Some records

---------------

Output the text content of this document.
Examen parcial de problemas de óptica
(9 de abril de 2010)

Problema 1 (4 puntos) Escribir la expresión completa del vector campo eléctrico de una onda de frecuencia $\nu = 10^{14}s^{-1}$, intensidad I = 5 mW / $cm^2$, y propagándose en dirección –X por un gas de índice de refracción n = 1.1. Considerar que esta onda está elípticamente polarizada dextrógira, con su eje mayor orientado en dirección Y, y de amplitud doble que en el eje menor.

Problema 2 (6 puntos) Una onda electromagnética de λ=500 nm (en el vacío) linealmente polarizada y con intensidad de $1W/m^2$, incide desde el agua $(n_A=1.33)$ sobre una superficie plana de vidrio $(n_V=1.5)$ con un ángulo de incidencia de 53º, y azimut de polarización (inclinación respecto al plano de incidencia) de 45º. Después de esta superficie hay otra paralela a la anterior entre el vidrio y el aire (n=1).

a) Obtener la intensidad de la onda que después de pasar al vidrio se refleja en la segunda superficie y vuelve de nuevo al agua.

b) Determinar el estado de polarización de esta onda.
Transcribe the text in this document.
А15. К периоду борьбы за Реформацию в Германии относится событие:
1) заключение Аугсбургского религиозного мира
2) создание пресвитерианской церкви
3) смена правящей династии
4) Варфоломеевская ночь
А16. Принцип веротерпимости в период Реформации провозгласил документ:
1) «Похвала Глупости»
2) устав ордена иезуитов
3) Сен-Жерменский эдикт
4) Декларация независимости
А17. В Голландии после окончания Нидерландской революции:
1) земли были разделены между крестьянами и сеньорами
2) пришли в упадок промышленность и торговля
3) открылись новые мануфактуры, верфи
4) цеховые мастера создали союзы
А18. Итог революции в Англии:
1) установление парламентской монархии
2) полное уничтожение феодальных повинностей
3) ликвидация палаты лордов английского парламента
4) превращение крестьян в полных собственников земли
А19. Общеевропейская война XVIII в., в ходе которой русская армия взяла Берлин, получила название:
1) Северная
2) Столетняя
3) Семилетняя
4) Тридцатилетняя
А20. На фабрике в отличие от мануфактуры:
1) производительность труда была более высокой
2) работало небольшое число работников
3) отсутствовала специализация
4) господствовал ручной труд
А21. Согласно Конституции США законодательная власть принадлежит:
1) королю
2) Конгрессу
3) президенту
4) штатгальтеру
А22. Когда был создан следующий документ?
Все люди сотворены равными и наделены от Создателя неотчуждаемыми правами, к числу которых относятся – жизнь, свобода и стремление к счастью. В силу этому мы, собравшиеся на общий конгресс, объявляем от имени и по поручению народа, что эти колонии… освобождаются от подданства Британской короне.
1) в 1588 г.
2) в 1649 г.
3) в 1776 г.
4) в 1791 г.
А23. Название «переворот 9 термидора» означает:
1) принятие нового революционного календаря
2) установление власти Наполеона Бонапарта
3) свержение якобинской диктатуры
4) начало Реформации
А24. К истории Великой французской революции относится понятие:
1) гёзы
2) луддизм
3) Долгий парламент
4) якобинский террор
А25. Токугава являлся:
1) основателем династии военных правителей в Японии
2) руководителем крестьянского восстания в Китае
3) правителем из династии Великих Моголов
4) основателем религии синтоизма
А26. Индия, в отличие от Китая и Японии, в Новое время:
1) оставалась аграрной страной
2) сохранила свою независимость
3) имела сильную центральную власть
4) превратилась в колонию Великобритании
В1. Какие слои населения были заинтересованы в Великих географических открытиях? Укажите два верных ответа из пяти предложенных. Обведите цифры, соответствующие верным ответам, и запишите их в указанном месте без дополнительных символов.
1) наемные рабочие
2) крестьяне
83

---------------

→ **Written problem**:
Using the material above, gather every line that includes "документ".

→ **Full solution**:
А16. Принцип веротерпимости в период Реформации провозгласил документ:
А22. Когда был создан следующий документ?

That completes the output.